* Begin *

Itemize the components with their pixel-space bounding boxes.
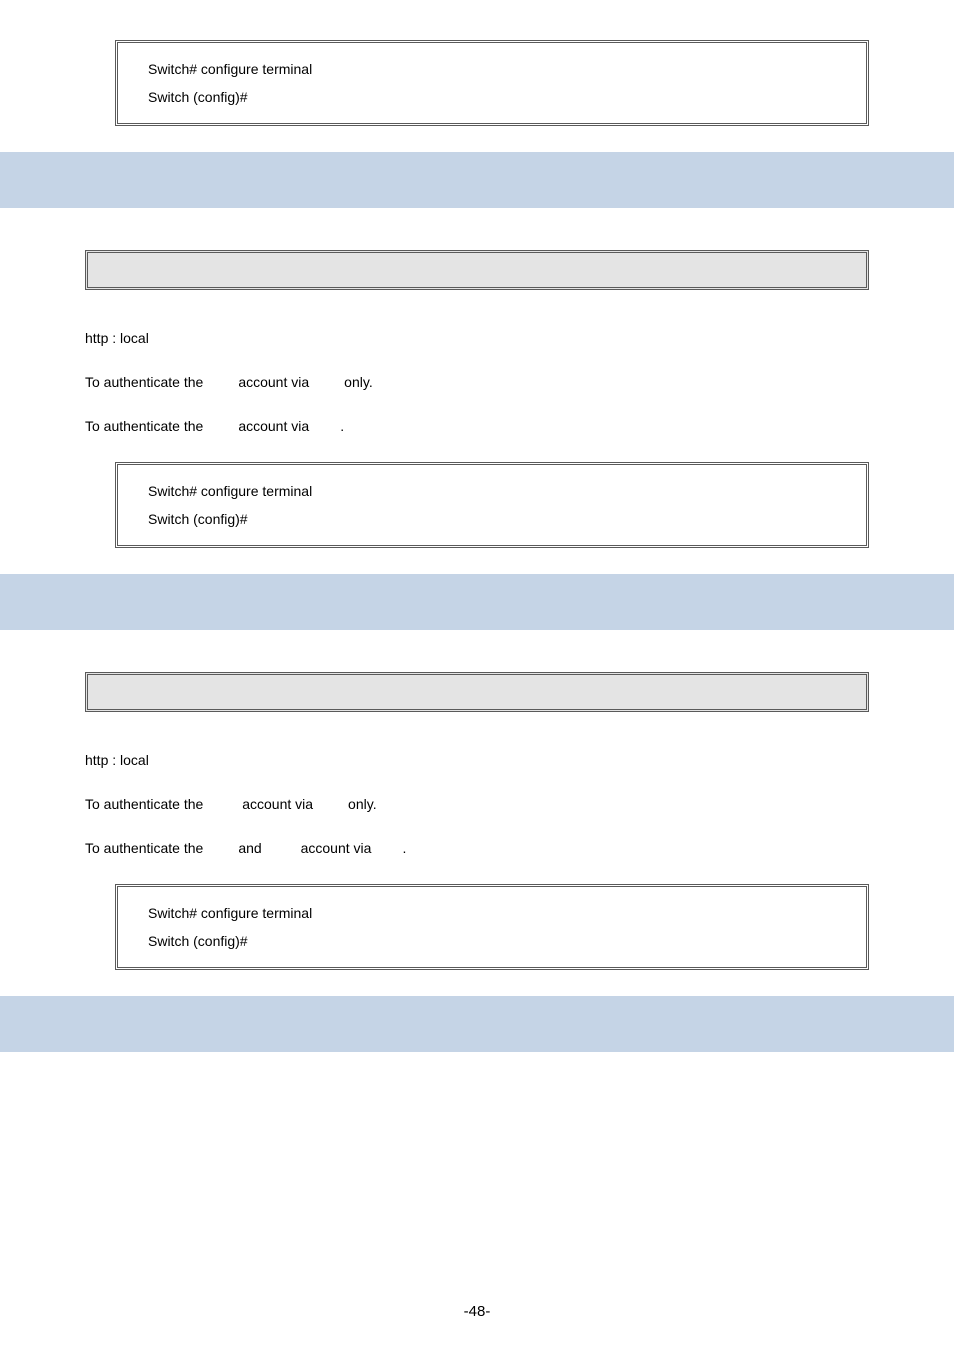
- section-heading-band: [0, 574, 954, 630]
- code-line: Switch# configure terminal: [148, 55, 836, 83]
- text-gap: [266, 840, 297, 856]
- description-line: To authenticate the and account via .: [85, 840, 869, 856]
- text-fragment: .: [403, 840, 407, 856]
- text-fragment: To authenticate the: [85, 374, 207, 390]
- code-line: Switch (config)#: [148, 83, 836, 111]
- text-gap: [313, 418, 340, 434]
- code-line: Switch# configure terminal: [148, 477, 836, 505]
- text-fragment: and: [234, 840, 265, 856]
- code-line: Switch (config)#: [148, 505, 836, 533]
- text-fragment: .: [340, 418, 344, 434]
- default-line: http : local: [85, 330, 869, 346]
- code-box-1: Switch# configure terminal Switch (confi…: [115, 40, 869, 126]
- text-gap: [207, 374, 234, 390]
- description-line: To authenticate the account via only.: [85, 374, 869, 390]
- text-fragment: To authenticate the: [85, 418, 207, 434]
- text-fragment: To authenticate the: [85, 796, 207, 812]
- code-line: Switch (config)#: [148, 927, 836, 955]
- text-gap: [207, 840, 234, 856]
- text-fragment: only.: [340, 374, 372, 390]
- text-gap: [313, 374, 340, 390]
- code-line: Switch# configure terminal: [148, 899, 836, 927]
- code-box-2: Switch# configure terminal Switch (confi…: [115, 462, 869, 548]
- syntax-box: [85, 672, 869, 712]
- page-number: -48-: [0, 1303, 954, 1320]
- text-gap: [207, 418, 234, 434]
- description-line: To authenticate the account via only.: [85, 796, 869, 812]
- text-fragment: To authenticate the: [85, 840, 207, 856]
- section-heading-band: [0, 152, 954, 208]
- default-line: http : local: [85, 752, 869, 768]
- text-fragment: account via: [297, 840, 376, 856]
- text-gap: [207, 796, 238, 812]
- section-heading-band: [0, 996, 954, 1052]
- code-box-3: Switch# configure terminal Switch (confi…: [115, 884, 869, 970]
- text-fragment: account via: [234, 374, 313, 390]
- text-gap: [317, 796, 344, 812]
- text-gap: [375, 840, 402, 856]
- text-fragment: account via: [234, 418, 313, 434]
- text-fragment: account via: [238, 796, 317, 812]
- description-line: To authenticate the account via .: [85, 418, 869, 434]
- syntax-box: [85, 250, 869, 290]
- text-fragment: only.: [344, 796, 376, 812]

* End *

The task => Put each line of the records above into a Markdown table with the columns "Row" and "Line", numbering the rows and leaving out blank lines and the pictures.

Worked solution =>
| Row | Line |
|---|---|
| 1 | Itemize the components with their pixel-space bounding boxes. |
| 2 | - section-heading-band: [0, 574, 954, 630] |
| 3 | - code-line: Switch# configure terminal: [148, 55, 836, 83] |
| 4 | - text-gap: [266, 840, 297, 856] |
| 5 | - description-line: To authenticate the and account via .: [85, 840, 869, 856] |
| 6 | - text-fragment: .: [403, 840, 407, 856] |
| 7 | - text-fragment: To authenticate the: [85, 374, 207, 390] |
| 8 | - code-line: Switch (config)#: [148, 83, 836, 111] |
| 9 | - text-gap: [313, 418, 340, 434] |
| 10 | - code-line: Switch# configure terminal: [148, 477, 836, 505] |
| 11 | - text-fragment: and: [234, 840, 265, 856] |
| 12 | - code-line: Switch (config)#: [148, 505, 836, 533] |
| 13 | - text-fragment: .: [340, 418, 344, 434] |
| 14 | - default-line: http : local: [85, 330, 869, 346] |
| 15 | - code-box-1: Switch# configure terminal Switch (confi…: [115, 40, 869, 126] |
| 16 | - text-gap: [207, 374, 234, 390] |
| 17 | - description-line: To authenticate the account via only.: [85, 374, 869, 390] |
| 18 | - text-fragment: To authenticate the: [85, 418, 207, 434] |
| 19 | - text-fragment: To authenticate the: [85, 796, 207, 812] |
| 20 | - code-line: Switch (config)#: [148, 927, 836, 955] |
| 21 | - text-gap: [207, 840, 234, 856] |
| 22 | - text-fragment: only.: [340, 374, 372, 390] |
| 23 | - text-gap: [313, 374, 340, 390] |
| 24 | - code-line: Switch# configure terminal: [148, 899, 836, 927] |
| 25 | - code-box-2: Switch# configure terminal Switch (confi…: [115, 462, 869, 548] |
| 26 | - syntax-box: [85, 672, 869, 712] |
| 27 | - page-number: -48-: [0, 1303, 954, 1320] |
| 28 | - text-gap: [207, 418, 234, 434] |
| 29 | - description-line: To authenticate the account via only.: [85, 796, 869, 812] |
| 30 | - text-fragment: To authenticate the: [85, 840, 207, 856] |
| 31 | - section-heading-band: [0, 152, 954, 208] |
| 32 | - default-line: http : local: [85, 752, 869, 768] |
| 33 | - text-fragment: account via: [297, 840, 376, 856] |
| 34 | - text-gap: [207, 796, 238, 812] |
| 35 | - section-heading-band: [0, 996, 954, 1052] |
| 36 | - code-box-3: Switch# configure terminal Switch (confi…: [115, 884, 869, 970] |
| 37 | - text-fragment: account via: [234, 374, 313, 390] |
| 38 | - text-gap: [317, 796, 344, 812] |
| 39 | - text-gap: [375, 840, 402, 856] |
| 40 | - text-fragment: account via: [234, 418, 313, 434] |
| 41 | - text-fragment: account via: [238, 796, 317, 812] |
| 42 | - description-line: To authenticate the account via .: [85, 418, 869, 434] |
| 43 | - syntax-box: [85, 250, 869, 290] |
| 44 | - text-fragment: only.: [344, 796, 376, 812] |